**INSTRUCTIONS TO FOLLOW**
Please recast the lines below as a numbered list, skipping any blank lines and omitting the pictures.

[A run of records]
- - -
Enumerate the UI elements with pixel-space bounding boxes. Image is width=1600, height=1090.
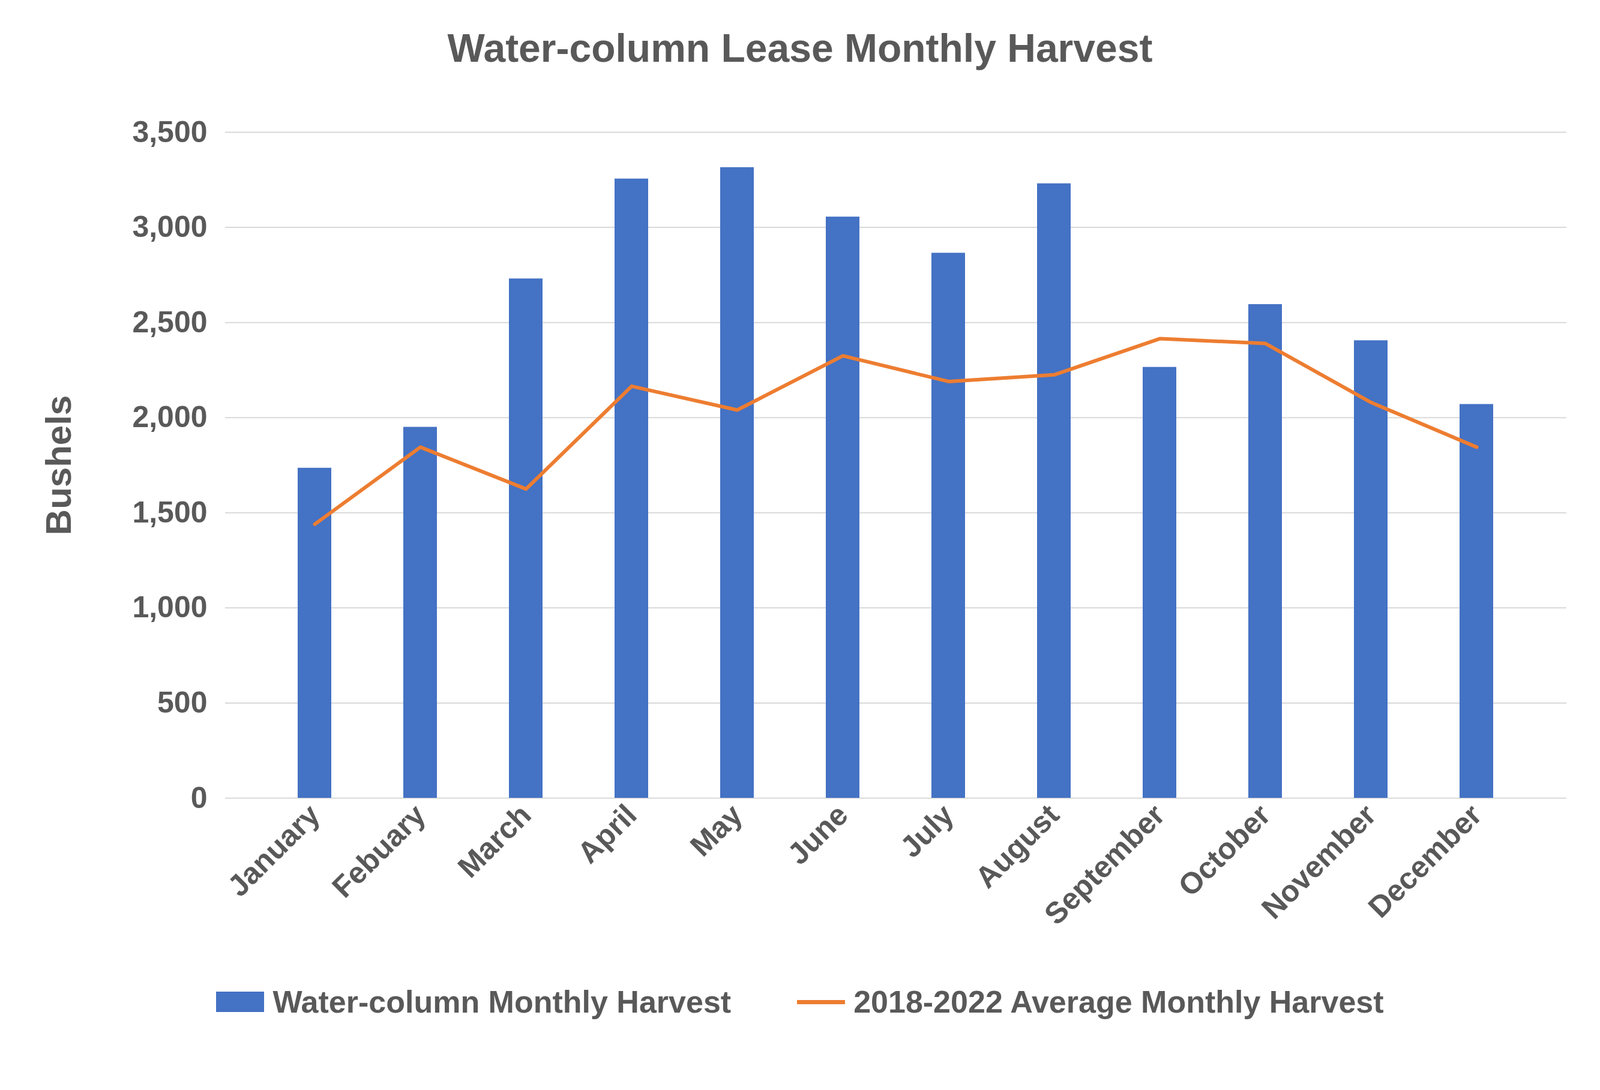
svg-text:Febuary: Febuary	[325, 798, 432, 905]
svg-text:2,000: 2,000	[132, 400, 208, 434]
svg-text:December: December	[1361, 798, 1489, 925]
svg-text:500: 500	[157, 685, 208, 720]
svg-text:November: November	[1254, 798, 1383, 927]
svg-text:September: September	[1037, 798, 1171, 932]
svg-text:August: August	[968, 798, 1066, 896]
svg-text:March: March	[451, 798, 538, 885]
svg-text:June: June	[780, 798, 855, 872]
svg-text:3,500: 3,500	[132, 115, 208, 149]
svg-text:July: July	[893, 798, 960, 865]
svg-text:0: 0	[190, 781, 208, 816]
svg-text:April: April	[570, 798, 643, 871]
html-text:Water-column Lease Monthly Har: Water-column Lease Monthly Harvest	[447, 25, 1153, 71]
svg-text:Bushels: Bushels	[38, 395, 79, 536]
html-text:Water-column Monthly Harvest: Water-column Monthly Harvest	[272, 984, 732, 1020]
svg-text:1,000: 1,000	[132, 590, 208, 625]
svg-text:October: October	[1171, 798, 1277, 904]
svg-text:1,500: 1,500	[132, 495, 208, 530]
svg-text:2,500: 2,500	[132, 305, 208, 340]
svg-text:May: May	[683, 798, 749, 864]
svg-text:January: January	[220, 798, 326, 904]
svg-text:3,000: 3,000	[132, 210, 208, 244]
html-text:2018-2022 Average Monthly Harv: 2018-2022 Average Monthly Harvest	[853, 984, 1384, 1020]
- - -
**TASK ANSWER**
1. Enumerate the UI elements with pixel-space bounding boxes. Image is width=1600, height=1090.
2. svg-text:Febuary: Febuary	[325, 798, 432, 905]
3. svg-text:2,000: 2,000	[132, 400, 208, 434]
4. svg-text:December: December	[1361, 798, 1489, 925]
5. svg-text:500: 500	[157, 685, 208, 720]
6. svg-text:November: November	[1254, 798, 1383, 927]
7. svg-text:September: September	[1037, 798, 1171, 932]
8. svg-text:August: August	[968, 798, 1066, 896]
9. svg-text:March: March	[451, 798, 538, 885]
10. svg-text:June: June	[780, 798, 855, 872]
11. svg-text:3,500: 3,500	[132, 115, 208, 149]
12. svg-text:July: July	[893, 798, 960, 865]
13. svg-text:0: 0	[190, 781, 208, 816]
14. svg-text:April: April	[570, 798, 643, 871]
15. html-text:Water-column Lease Monthly Har: Water-column Lease Monthly Harvest	[447, 25, 1153, 71]
16. svg-text:Bushels: Bushels	[38, 395, 79, 536]
17. html-text:Water-column Monthly Harvest: Water-column Monthly Harvest	[272, 984, 732, 1020]
18. svg-text:1,000: 1,000	[132, 590, 208, 625]
19. svg-text:October: October	[1171, 798, 1277, 904]
20. svg-text:1,500: 1,500	[132, 495, 208, 530]
21. svg-text:2,500: 2,500	[132, 305, 208, 340]
22. svg-text:May: May	[683, 798, 749, 864]
23. svg-text:January: January	[220, 798, 326, 904]
24. svg-text:3,000: 3,000	[132, 210, 208, 244]
25. html-text:2018-2022 Average Monthly Harv: 2018-2022 Average Monthly Harvest	[853, 984, 1384, 1020]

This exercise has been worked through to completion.